▶ Set task
Print the listing below exactly.

§

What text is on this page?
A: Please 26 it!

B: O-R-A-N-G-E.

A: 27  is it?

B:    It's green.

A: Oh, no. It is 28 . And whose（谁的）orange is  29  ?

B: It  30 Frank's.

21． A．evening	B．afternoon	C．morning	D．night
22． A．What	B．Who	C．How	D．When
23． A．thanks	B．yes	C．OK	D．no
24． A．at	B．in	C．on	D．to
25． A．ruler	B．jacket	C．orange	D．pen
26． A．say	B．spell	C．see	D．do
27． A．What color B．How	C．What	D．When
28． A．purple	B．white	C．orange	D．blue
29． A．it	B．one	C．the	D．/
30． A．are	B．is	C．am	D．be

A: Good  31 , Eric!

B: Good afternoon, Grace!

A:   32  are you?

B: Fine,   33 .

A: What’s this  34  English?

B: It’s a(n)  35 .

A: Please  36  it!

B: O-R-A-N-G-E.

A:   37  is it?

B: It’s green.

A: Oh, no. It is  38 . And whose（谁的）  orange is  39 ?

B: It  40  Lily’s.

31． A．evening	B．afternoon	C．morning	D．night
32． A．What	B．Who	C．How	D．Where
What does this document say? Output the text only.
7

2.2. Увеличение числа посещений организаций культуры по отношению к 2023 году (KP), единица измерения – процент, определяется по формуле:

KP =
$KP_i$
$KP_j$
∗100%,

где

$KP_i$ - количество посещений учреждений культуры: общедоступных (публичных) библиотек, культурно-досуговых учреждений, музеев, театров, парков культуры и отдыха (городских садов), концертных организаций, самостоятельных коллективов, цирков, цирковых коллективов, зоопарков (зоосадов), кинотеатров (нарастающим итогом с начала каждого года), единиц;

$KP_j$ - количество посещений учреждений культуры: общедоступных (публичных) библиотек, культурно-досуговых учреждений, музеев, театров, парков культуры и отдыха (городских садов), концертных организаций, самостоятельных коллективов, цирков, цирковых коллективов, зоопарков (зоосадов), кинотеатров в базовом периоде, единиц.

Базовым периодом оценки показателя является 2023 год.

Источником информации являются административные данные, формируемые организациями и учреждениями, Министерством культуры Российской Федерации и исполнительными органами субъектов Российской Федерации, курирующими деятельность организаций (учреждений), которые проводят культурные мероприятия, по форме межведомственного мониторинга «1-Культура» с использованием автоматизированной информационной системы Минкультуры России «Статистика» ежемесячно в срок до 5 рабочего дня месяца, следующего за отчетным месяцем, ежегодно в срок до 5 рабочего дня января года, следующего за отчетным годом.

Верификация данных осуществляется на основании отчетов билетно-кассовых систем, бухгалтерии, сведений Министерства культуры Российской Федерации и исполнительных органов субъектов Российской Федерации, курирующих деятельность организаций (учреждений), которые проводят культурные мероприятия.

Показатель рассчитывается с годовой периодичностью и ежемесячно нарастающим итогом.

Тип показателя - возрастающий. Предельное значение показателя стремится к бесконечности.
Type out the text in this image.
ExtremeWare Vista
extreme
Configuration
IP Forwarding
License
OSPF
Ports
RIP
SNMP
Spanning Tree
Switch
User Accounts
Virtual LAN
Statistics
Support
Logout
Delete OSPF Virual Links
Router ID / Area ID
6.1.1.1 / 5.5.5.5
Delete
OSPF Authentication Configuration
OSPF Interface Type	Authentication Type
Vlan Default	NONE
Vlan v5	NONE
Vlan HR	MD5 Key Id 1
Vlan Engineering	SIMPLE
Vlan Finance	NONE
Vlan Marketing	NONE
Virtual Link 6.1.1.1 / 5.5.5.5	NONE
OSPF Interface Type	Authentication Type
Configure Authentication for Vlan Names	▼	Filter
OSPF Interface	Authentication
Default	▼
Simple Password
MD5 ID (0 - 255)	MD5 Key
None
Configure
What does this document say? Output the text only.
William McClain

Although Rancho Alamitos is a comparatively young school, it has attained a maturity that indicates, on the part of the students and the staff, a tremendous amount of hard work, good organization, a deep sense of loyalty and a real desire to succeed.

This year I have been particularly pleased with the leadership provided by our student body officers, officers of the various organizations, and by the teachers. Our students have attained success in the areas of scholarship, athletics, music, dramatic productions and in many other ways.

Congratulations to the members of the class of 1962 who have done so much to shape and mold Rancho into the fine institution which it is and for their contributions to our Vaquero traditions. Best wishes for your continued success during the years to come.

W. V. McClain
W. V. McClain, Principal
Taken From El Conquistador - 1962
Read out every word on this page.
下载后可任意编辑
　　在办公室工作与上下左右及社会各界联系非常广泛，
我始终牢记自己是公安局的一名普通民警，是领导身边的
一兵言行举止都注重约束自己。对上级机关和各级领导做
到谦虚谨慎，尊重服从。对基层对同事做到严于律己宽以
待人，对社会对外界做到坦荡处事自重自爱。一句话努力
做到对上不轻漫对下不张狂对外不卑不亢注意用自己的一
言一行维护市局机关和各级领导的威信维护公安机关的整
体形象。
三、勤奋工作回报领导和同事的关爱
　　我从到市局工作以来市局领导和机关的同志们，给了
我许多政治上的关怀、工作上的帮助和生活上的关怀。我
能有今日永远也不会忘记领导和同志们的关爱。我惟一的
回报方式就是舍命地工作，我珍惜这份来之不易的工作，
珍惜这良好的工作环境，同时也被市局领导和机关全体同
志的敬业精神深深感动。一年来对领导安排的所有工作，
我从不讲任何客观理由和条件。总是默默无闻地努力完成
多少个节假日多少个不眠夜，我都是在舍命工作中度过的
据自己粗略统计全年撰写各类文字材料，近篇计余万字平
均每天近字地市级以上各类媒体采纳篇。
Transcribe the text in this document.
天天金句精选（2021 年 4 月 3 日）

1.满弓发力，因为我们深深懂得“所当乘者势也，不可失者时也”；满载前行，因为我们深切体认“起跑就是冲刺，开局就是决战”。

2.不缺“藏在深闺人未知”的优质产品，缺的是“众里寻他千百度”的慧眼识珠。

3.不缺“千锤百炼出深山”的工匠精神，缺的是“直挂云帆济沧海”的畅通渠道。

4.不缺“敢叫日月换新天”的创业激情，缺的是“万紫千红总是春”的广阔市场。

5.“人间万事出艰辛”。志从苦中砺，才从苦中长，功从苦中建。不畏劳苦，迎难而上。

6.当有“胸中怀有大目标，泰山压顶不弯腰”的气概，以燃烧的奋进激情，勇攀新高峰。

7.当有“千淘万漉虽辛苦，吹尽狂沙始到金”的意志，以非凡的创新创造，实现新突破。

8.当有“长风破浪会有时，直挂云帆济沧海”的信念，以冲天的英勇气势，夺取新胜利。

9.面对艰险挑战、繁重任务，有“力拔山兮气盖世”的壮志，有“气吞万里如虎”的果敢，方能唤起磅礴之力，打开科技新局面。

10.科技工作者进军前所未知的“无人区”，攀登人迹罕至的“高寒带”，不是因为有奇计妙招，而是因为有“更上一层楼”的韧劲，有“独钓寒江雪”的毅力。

§

▶ Output of the task
What text is on this page?
A: Please 26 it!

B: O-R-A-N-G-E.

A: 27  is it?

B:    It's green.

A: Oh, no. It is 28 . And whose（谁的）orange is  29  ?

B: It  30 Frank's.

21． A．evening	B．afternoon	C．morning	D．night
22． A．What	B．Who	C．How	D．When
23． A．thanks	B．yes	C．OK	D．no
24． A．at	B．in	C．on	D．to
25． A．ruler	B．jacket	C．orange	D．pen
26． A．say	B．spell	C．see	D．do
27． A．What color B．How	C．What	D．When
28． A．purple	B．white	C．orange	D．blue
29． A．it	B．one	C．the	D．/
30． A．are	B．is	C．am	D．be

A: Good  31 , Eric!

B: Good afternoon, Grace!

A:   32  are you?

B: Fine,   33 .

A: What’s this  34  English?

B: It’s a(n)  35 .

A: Please  36  it!

B: O-R-A-N-G-E.

A:   37  is it?

B: It’s green.

A: Oh, no. It is  38 . And whose（谁的）  orange is  39 ?

B: It  40  Lily’s.

31． A．evening	B．afternoon	C．morning	D．night
32． A．What	B．Who	C．How	D．Where
What does this document say? Output the text only.
7

2.2. Увеличение числа посещений организаций культуры по отношению к 2023 году (KP), единица измерения – процент, определяется по формуле:

KP =
$KP_i$
$KP_j$
∗100%,

где

$KP_i$ - количество посещений учреждений культуры: общедоступных (публичных) библиотек, культурно-досуговых учреждений, музеев, театров, парков культуры и отдыха (городских садов), концертных организаций, самостоятельных коллективов, цирков, цирковых коллективов, зоопарков (зоосадов), кинотеатров (нарастающим итогом с начала каждого года), единиц;

$KP_j$ - количество посещений учреждений культуры: общедоступных (публичных) библиотек, культурно-досуговых учреждений, музеев, театров, парков культуры и отдыха (городских садов), концертных организаций, самостоятельных коллективов, цирков, цирковых коллективов, зоопарков (зоосадов), кинотеатров в базовом периоде, единиц.

Базовым периодом оценки показателя является 2023 год.

Источником информации являются административные данные, формируемые организациями и учреждениями, Министерством культуры Российской Федерации и исполнительными органами субъектов Российской Федерации, курирующими деятельность организаций (учреждений), которые проводят культурные мероприятия, по форме межведомственного мониторинга «1-Культура» с использованием автоматизированной информационной системы Минкультуры России «Статистика» ежемесячно в срок до 5 рабочего дня месяца, следующего за отчетным месяцем, ежегодно в срок до 5 рабочего дня января года, следующего за отчетным годом.

Верификация данных осуществляется на основании отчетов билетно-кассовых систем, бухгалтерии, сведений Министерства культуры Российской Федерации и исполнительных органов субъектов Российской Федерации, курирующих деятельность организаций (учреждений), которые проводят культурные мероприятия.

Показатель рассчитывается с годовой периодичностью и ежемесячно нарастающим итогом.

Тип показателя - возрастающий. Предельное значение показателя стремится к бесконечности.
Type out the text in this image.
ExtremeWare Vista
extreme
Configuration
IP Forwarding
License
OSPF
Ports
RIP
SNMP
Spanning Tree
Switch
User Accounts
Virtual LAN
Statistics
Support
Logout
Delete OSPF Virual Links
Router ID / Area ID
6.1.1.1 / 5.5.5.5
Delete
OSPF Authentication Configuration
OSPF Interface Type	Authentication Type
Vlan Default	NONE
Vlan v5	NONE
Vlan HR	MD5 Key Id 1
Vlan Engineering	SIMPLE
Vlan Finance	NONE
Vlan Marketing	NONE
Virtual Link 6.1.1.1 / 5.5.5.5	NONE
OSPF Interface Type	Authentication Type
Configure Authentication for Vlan Names	▼	Filter
OSPF Interface	Authentication
Default	▼
Simple Password
MD5 ID (0 - 255)	MD5 Key
None
Configure
What does this document say? Output the text only.
William McClain

Although Rancho Alamitos is a comparatively young school, it has attained a maturity that indicates, on the part of the students and the staff, a tremendous amount of hard work, good organization, a deep sense of loyalty and a real desire to succeed.

This year I have been particularly pleased with the leadership provided by our student body officers, officers of the various organizations, and by the teachers. Our students have attained success in the areas of scholarship, athletics, music, dramatic productions and in many other ways.

Congratulations to the members of the class of 1962 who have done so much to shape and mold Rancho into the fine institution which it is and for their contributions to our Vaquero traditions. Best wishes for your continued success during the years to come.

W. V. McClain
W. V. McClain, Principal
Taken From El Conquistador - 1962
Read out every word on this page.
下载后可任意编辑
　　在办公室工作与上下左右及社会各界联系非常广泛，
我始终牢记自己是公安局的一名普通民警，是领导身边的
一兵言行举止都注重约束自己。对上级机关和各级领导做
到谦虚谨慎，尊重服从。对基层对同事做到严于律己宽以
待人，对社会对外界做到坦荡处事自重自爱。一句话努力
做到对上不轻漫对下不张狂对外不卑不亢注意用自己的一
言一行维护市局机关和各级领导的威信维护公安机关的整
体形象。
三、勤奋工作回报领导和同事的关爱
　　我从到市局工作以来市局领导和机关的同志们，给了
我许多政治上的关怀、工作上的帮助和生活上的关怀。我
能有今日永远也不会忘记领导和同志们的关爱。我惟一的
回报方式就是舍命地工作，我珍惜这份来之不易的工作，
珍惜这良好的工作环境，同时也被市局领导和机关全体同
志的敬业精神深深感动。一年来对领导安排的所有工作，
我从不讲任何客观理由和条件。总是默默无闻地努力完成
多少个节假日多少个不眠夜，我都是在舍命工作中度过的
据自己粗略统计全年撰写各类文字材料，近篇计余万字平
均每天近字地市级以上各类媒体采纳篇。
Transcribe the text in this document.
天天金句精选（2021 年 4 月 3 日）

1.满弓发力，因为我们深深懂得“所当乘者势也，不可失者时也”；满载前行，因为我们深切体认“起跑就是冲刺，开局就是决战”。

2.不缺“藏在深闺人未知”的优质产品，缺的是“众里寻他千百度”的慧眼识珠。

3.不缺“千锤百炼出深山”的工匠精神，缺的是“直挂云帆济沧海”的畅通渠道。

4.不缺“敢叫日月换新天”的创业激情，缺的是“万紫千红总是春”的广阔市场。

5.“人间万事出艰辛”。志从苦中砺，才从苦中长，功从苦中建。不畏劳苦，迎难而上。

6.当有“胸中怀有大目标，泰山压顶不弯腰”的气概，以燃烧的奋进激情，勇攀新高峰。

7.当有“千淘万漉虽辛苦，吹尽狂沙始到金”的意志，以非凡的创新创造，实现新突破。

8.当有“长风破浪会有时，直挂云帆济沧海”的信念，以冲天的英勇气势，夺取新胜利。

9.面对艰险挑战、繁重任务，有“力拔山兮气盖世”的壮志，有“气吞万里如虎”的果敢，方能唤起磅礴之力，打开科技新局面。

10.科技工作者进军前所未知的“无人区”，攀登人迹罕至的“高寒带”，不是因为有奇计妙招，而是因为有“更上一层楼”的韧劲，有“独钓寒江雪”的毅力。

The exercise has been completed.